**OBJECTIVE:** Look through the lines below and extract any with the word "Kohta".

Start of RECORDS TO PROCESS

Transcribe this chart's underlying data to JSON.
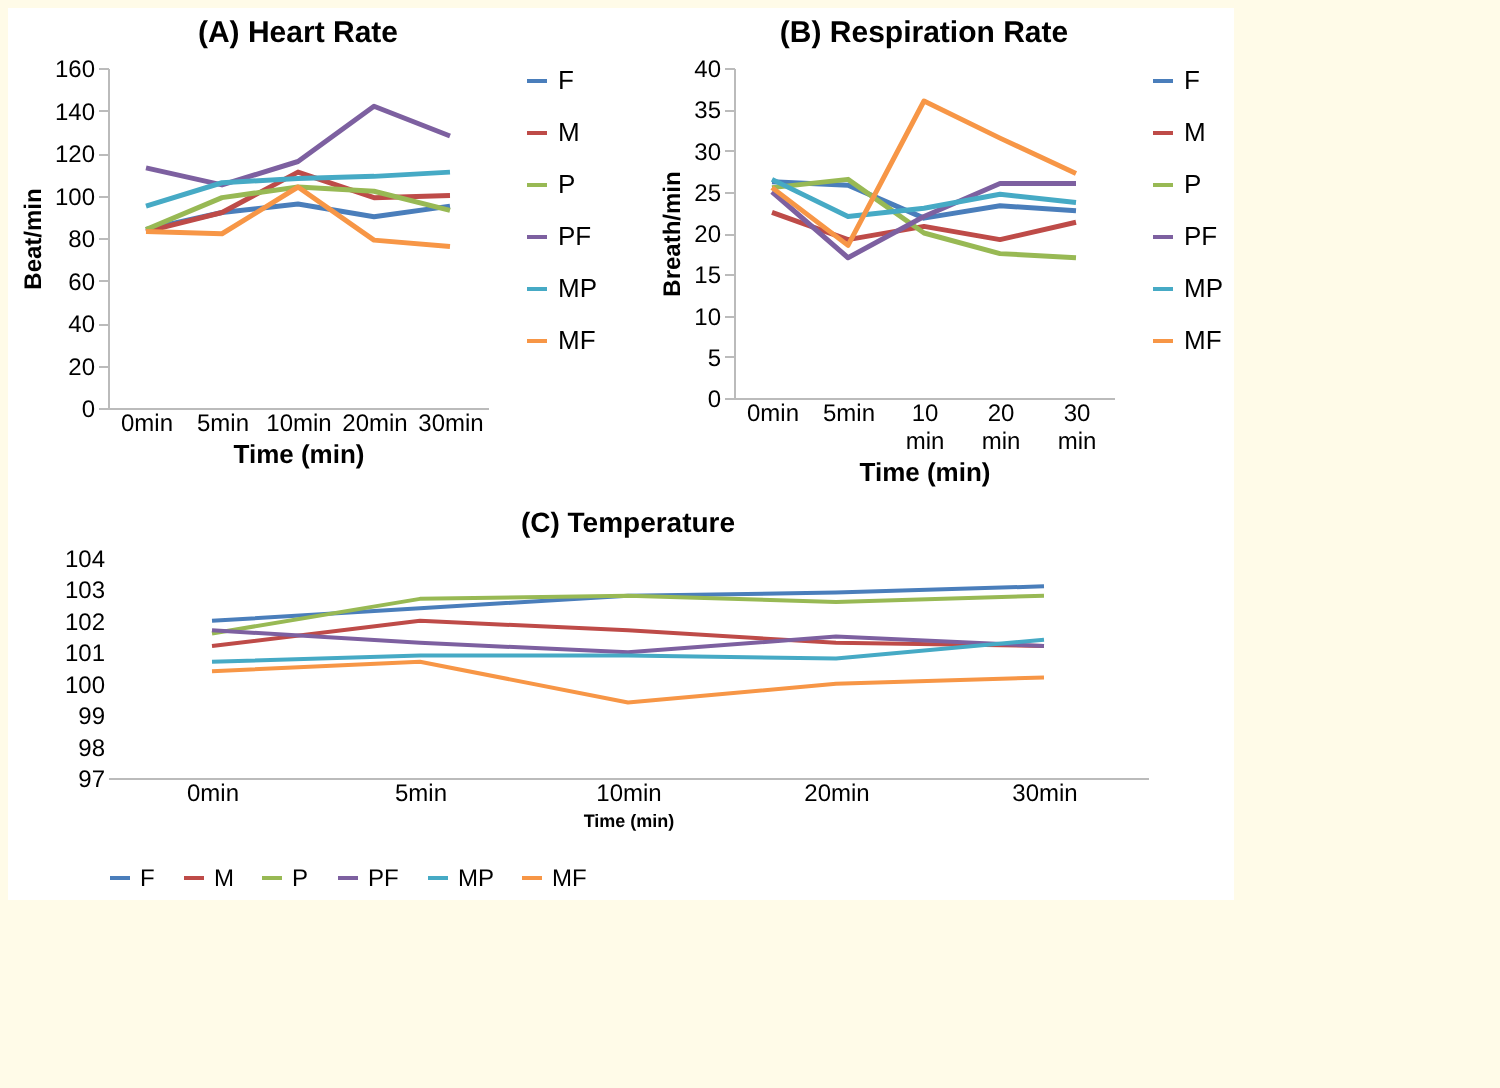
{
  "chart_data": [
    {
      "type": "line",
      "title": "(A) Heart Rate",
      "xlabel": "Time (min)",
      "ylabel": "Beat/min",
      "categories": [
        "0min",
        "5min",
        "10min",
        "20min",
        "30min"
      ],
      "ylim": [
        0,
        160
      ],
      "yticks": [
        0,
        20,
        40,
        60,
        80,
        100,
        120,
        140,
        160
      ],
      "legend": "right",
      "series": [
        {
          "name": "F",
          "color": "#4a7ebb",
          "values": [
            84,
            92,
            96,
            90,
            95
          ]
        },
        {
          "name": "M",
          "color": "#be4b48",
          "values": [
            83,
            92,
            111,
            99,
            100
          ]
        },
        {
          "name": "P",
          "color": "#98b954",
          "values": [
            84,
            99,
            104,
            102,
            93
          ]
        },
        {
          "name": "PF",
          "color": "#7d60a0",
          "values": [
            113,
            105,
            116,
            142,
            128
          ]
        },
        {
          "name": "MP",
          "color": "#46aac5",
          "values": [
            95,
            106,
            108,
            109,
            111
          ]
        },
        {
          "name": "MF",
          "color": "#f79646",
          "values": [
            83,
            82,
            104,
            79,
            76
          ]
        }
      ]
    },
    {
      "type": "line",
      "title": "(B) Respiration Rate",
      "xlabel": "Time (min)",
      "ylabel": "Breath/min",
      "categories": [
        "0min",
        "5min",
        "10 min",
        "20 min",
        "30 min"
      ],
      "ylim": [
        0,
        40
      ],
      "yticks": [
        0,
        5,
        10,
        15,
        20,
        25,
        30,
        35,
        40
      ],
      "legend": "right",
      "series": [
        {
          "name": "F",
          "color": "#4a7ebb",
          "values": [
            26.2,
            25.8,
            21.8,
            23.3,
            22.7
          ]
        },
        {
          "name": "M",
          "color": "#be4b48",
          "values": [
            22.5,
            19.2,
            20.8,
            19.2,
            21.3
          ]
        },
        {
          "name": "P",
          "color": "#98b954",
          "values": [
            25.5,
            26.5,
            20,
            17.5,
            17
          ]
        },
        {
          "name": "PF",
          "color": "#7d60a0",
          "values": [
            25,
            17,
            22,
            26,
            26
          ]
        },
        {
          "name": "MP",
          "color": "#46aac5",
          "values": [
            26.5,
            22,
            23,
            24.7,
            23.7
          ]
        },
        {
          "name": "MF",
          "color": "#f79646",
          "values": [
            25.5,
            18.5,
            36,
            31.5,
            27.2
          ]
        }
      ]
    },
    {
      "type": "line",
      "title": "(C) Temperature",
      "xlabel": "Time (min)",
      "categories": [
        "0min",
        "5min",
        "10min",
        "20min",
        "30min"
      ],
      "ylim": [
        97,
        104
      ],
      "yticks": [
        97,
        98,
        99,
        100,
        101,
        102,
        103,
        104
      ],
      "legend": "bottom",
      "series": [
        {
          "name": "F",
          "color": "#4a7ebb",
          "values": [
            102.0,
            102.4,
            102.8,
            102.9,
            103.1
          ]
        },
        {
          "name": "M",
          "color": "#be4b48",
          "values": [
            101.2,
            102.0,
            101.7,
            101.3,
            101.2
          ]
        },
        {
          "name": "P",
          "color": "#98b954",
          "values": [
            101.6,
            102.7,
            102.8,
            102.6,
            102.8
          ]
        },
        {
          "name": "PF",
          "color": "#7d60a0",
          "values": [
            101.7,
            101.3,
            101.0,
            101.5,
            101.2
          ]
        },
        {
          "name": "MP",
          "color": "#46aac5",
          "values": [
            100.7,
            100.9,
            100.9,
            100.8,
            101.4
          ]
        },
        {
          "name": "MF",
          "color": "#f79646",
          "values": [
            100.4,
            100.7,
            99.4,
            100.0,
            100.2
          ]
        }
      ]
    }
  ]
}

End of RECORDS TO PROCESS
Start of RECORDS TO PROCESS

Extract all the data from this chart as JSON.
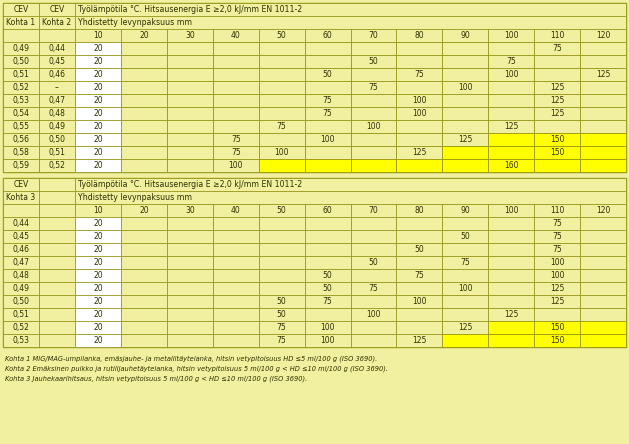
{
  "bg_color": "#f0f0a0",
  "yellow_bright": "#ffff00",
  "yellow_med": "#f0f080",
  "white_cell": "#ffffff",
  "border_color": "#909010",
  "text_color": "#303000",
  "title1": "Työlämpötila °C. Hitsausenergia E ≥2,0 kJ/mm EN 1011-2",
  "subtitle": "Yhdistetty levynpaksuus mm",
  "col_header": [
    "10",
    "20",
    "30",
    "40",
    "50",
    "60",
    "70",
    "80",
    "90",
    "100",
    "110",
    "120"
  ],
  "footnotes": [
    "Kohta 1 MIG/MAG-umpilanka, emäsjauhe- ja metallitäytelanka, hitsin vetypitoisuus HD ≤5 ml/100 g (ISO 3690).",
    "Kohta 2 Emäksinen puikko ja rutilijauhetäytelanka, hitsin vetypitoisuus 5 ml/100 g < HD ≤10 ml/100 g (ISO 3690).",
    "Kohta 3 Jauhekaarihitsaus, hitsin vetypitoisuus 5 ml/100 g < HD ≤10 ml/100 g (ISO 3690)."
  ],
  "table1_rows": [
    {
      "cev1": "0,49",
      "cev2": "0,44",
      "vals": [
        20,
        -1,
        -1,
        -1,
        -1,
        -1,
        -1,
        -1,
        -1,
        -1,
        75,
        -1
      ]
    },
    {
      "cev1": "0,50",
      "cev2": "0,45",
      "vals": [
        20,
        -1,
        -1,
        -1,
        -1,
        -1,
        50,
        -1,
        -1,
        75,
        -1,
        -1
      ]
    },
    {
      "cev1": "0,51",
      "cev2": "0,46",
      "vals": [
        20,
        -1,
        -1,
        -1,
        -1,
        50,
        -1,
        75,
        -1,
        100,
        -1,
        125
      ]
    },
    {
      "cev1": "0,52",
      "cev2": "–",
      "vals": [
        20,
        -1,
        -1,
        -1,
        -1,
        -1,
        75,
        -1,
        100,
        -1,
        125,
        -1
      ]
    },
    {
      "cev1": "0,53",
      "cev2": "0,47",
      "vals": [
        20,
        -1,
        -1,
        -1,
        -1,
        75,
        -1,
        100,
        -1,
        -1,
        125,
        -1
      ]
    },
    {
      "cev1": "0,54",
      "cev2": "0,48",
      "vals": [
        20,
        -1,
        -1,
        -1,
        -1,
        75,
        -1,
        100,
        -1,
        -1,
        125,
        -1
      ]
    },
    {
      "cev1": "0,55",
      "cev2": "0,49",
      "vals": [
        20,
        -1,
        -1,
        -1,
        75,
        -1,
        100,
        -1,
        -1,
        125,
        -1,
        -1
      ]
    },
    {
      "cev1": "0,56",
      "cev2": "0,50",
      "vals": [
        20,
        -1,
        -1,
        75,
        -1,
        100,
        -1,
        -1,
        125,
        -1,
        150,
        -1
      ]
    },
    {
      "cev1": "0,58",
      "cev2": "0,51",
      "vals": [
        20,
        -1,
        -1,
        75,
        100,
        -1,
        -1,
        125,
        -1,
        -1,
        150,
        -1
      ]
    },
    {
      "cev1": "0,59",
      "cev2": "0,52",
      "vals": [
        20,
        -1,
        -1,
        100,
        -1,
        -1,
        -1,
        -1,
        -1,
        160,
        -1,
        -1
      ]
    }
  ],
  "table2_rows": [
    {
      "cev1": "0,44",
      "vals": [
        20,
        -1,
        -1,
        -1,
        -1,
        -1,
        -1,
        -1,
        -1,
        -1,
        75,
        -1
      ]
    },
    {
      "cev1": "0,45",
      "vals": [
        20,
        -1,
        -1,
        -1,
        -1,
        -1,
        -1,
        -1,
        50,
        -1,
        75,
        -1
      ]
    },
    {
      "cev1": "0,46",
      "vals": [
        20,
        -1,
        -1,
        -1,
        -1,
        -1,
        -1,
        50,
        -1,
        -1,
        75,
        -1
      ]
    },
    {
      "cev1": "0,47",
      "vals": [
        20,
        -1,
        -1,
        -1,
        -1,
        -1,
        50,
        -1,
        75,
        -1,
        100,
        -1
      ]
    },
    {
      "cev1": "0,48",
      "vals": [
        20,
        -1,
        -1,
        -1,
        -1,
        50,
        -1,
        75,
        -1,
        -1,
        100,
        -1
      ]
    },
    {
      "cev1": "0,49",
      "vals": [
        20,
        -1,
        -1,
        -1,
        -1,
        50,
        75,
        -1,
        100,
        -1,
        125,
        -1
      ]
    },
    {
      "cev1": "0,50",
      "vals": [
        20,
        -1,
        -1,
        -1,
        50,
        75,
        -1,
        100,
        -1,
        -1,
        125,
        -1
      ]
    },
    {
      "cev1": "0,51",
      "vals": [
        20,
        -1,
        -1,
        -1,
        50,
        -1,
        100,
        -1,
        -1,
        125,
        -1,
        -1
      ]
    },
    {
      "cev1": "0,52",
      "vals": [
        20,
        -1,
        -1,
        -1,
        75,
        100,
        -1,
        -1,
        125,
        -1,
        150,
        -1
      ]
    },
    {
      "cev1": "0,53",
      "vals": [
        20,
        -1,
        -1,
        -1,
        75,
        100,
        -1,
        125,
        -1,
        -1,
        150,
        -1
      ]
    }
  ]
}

End of RECORDS TO PROCESS

**FINAL RESULT:**
    "Kohta 1 MIG/MAG-umpilanka, emäsjauhe- ja metallitäytelanka, hitsin vetypitoisuus HD ≤5 ml/100 g (ISO 3690).",
    "Kohta 2 Emäksinen puikko ja rutilijauhetäytelanka, hitsin vetypitoisuus 5 ml/100 g < HD ≤10 ml/100 g (ISO 3690).",
    "Kohta 3 Jauhekaarihitsaus, hitsin vetypitoisuus 5 ml/100 g < HD ≤10 ml/100 g (ISO 3690)."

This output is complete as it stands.